Exercise goal: What is the number of lines in these entries that contain "JSON"? State it alone.

Extracted entries:
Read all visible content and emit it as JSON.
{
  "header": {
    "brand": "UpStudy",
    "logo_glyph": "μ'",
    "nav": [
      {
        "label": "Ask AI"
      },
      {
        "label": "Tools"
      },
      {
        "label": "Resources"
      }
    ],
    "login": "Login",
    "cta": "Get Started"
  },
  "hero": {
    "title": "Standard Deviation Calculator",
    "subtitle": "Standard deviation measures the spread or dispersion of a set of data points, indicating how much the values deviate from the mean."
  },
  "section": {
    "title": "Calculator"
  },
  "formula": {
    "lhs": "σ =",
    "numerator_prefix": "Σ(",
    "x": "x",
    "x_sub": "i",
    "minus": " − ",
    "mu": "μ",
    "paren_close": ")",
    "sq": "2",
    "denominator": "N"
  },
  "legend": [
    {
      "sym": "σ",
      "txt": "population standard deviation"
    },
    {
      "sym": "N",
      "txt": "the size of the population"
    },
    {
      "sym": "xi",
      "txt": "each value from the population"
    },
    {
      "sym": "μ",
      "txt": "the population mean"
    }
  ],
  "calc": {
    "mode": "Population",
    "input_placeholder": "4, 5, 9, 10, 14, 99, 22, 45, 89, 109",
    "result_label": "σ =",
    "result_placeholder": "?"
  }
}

--

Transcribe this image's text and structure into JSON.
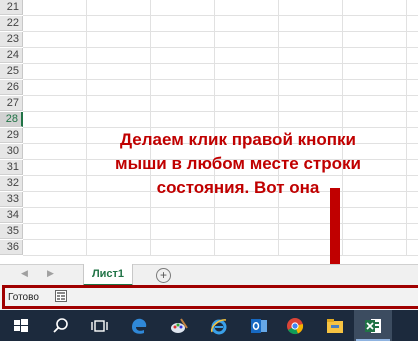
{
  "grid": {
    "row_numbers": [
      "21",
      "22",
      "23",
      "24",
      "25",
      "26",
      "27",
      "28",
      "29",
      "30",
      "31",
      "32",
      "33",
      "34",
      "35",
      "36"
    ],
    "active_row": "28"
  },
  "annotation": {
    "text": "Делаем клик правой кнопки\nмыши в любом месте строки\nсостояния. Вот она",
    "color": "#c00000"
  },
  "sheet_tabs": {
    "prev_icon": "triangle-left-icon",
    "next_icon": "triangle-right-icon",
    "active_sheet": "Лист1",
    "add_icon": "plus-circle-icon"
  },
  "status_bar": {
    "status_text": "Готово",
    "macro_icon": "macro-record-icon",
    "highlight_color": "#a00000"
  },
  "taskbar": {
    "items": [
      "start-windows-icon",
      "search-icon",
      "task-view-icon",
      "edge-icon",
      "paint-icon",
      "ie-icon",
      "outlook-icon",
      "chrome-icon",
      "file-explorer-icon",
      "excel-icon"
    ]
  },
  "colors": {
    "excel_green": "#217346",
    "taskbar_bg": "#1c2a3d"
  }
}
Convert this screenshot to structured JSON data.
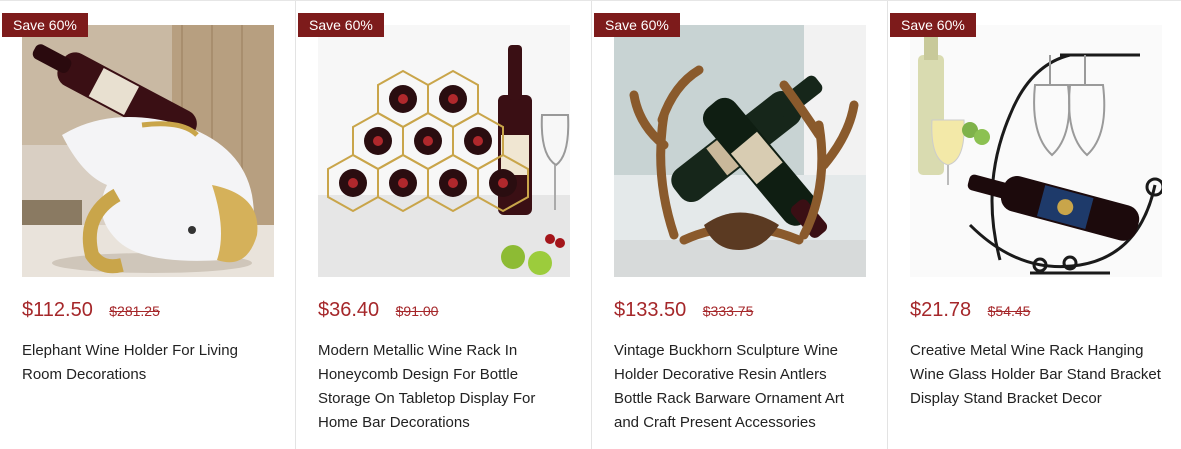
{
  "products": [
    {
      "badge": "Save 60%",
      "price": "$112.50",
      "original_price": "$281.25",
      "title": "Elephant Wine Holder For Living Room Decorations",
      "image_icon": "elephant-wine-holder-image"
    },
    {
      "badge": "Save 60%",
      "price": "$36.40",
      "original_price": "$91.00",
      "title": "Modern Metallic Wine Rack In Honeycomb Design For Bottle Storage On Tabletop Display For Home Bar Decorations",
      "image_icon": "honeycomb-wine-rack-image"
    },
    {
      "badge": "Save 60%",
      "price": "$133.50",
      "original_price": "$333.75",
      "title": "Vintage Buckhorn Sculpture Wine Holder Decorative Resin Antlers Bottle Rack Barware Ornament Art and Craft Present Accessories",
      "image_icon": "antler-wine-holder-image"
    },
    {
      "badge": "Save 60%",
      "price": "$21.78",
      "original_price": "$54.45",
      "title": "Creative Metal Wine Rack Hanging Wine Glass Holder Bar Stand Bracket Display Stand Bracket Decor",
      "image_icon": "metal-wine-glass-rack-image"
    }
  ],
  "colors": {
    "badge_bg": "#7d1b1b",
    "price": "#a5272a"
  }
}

==

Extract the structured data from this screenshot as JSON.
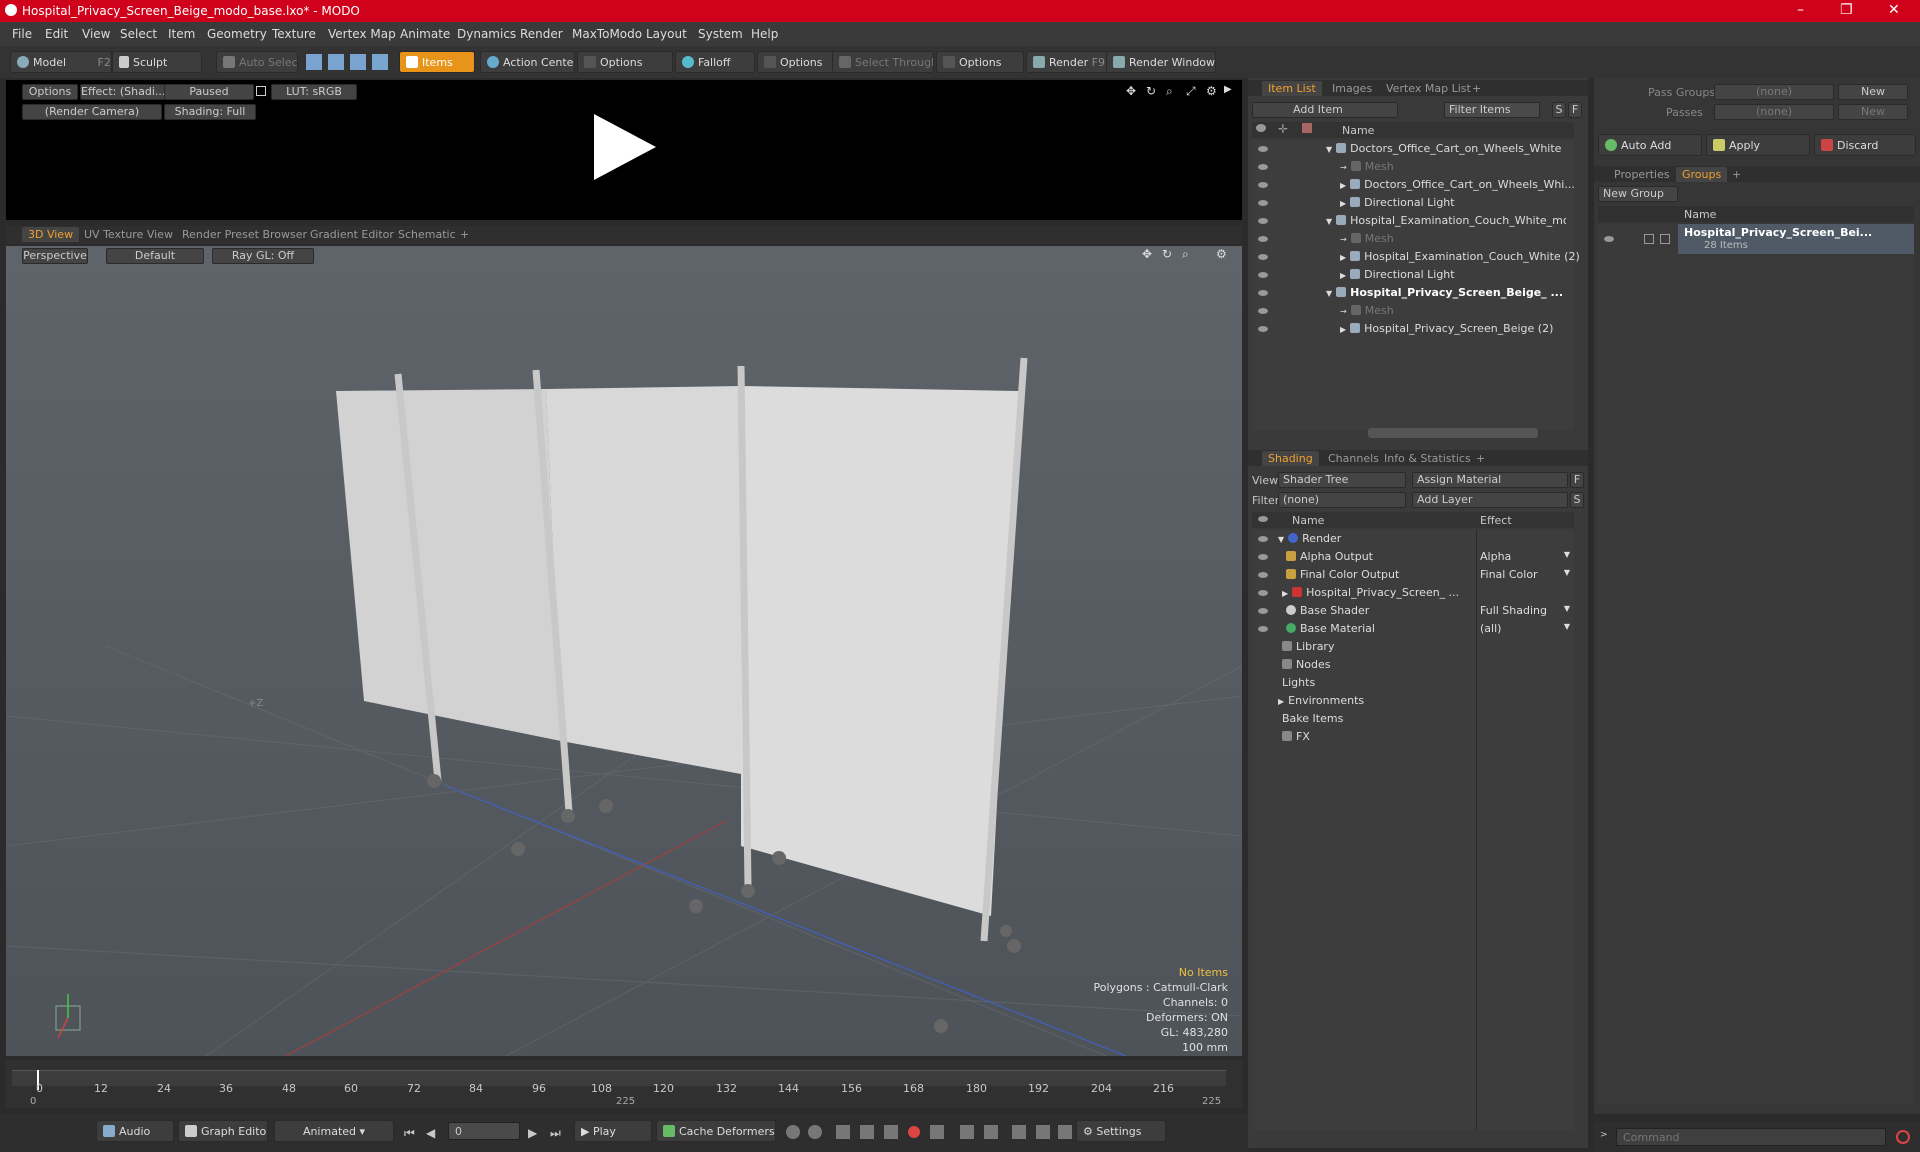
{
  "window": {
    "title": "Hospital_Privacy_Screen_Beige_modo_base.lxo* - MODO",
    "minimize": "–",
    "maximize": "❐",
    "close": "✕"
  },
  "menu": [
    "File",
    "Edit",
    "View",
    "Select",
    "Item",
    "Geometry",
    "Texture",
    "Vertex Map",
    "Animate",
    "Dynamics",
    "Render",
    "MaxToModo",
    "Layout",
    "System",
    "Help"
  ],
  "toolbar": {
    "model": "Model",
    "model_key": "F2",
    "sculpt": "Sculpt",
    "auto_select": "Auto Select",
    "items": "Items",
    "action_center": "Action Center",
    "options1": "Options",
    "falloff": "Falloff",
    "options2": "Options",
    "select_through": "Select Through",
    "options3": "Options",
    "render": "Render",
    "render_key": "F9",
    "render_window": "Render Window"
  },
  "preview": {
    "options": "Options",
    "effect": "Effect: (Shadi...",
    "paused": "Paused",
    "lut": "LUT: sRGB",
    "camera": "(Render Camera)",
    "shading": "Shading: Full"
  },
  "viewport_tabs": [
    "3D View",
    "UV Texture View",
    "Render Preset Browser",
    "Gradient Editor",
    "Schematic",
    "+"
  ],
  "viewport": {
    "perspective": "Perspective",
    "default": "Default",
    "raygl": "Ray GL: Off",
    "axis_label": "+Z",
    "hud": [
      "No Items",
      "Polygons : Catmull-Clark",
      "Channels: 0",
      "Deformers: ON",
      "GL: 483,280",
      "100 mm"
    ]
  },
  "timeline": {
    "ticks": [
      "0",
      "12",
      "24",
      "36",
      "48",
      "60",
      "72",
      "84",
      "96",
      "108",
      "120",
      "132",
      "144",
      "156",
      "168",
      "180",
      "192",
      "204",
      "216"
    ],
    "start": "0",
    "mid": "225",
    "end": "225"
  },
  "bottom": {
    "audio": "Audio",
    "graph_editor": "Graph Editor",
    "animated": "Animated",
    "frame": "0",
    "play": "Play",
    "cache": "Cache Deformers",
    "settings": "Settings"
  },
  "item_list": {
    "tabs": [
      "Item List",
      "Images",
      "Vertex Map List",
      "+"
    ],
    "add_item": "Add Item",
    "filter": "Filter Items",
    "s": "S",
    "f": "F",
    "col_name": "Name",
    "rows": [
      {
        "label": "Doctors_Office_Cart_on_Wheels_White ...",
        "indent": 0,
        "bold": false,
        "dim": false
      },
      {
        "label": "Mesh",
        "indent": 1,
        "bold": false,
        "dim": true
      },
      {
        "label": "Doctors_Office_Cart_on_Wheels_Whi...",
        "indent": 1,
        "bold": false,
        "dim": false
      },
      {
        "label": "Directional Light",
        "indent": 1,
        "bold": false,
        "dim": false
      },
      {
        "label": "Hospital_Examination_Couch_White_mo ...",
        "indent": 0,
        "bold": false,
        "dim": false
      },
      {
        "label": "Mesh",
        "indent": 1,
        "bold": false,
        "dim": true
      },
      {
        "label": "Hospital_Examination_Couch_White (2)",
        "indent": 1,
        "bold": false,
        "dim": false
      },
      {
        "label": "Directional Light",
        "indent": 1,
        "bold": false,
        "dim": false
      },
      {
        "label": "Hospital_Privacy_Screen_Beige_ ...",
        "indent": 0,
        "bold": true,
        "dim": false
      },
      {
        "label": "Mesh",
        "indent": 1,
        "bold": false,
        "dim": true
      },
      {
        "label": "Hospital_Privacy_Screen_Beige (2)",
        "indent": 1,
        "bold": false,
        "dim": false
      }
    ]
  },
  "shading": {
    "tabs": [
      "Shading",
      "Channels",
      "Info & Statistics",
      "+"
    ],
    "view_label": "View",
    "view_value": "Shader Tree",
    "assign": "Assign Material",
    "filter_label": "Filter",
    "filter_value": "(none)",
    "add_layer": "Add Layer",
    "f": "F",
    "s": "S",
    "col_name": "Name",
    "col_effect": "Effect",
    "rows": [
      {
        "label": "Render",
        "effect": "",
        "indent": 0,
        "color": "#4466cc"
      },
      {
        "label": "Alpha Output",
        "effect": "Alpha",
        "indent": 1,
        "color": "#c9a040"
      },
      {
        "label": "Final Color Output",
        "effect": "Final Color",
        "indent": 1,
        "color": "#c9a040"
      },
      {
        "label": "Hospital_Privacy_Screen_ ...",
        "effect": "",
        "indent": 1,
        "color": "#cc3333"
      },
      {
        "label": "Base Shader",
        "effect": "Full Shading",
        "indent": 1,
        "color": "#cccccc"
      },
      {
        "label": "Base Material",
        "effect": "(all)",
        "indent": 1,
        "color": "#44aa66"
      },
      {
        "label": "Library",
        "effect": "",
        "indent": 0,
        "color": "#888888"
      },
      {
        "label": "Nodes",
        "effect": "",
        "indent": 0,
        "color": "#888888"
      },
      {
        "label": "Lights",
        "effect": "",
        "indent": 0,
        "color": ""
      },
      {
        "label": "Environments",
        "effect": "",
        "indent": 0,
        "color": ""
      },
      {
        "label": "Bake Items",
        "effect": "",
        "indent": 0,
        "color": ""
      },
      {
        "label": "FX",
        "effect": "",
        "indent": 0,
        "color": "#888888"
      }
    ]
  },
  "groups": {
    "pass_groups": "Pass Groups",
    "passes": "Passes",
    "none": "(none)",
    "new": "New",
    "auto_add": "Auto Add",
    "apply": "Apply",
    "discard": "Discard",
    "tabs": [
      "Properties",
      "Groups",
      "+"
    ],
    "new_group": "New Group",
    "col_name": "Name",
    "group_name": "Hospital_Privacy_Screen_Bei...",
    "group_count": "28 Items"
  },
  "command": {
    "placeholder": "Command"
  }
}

The solution: 4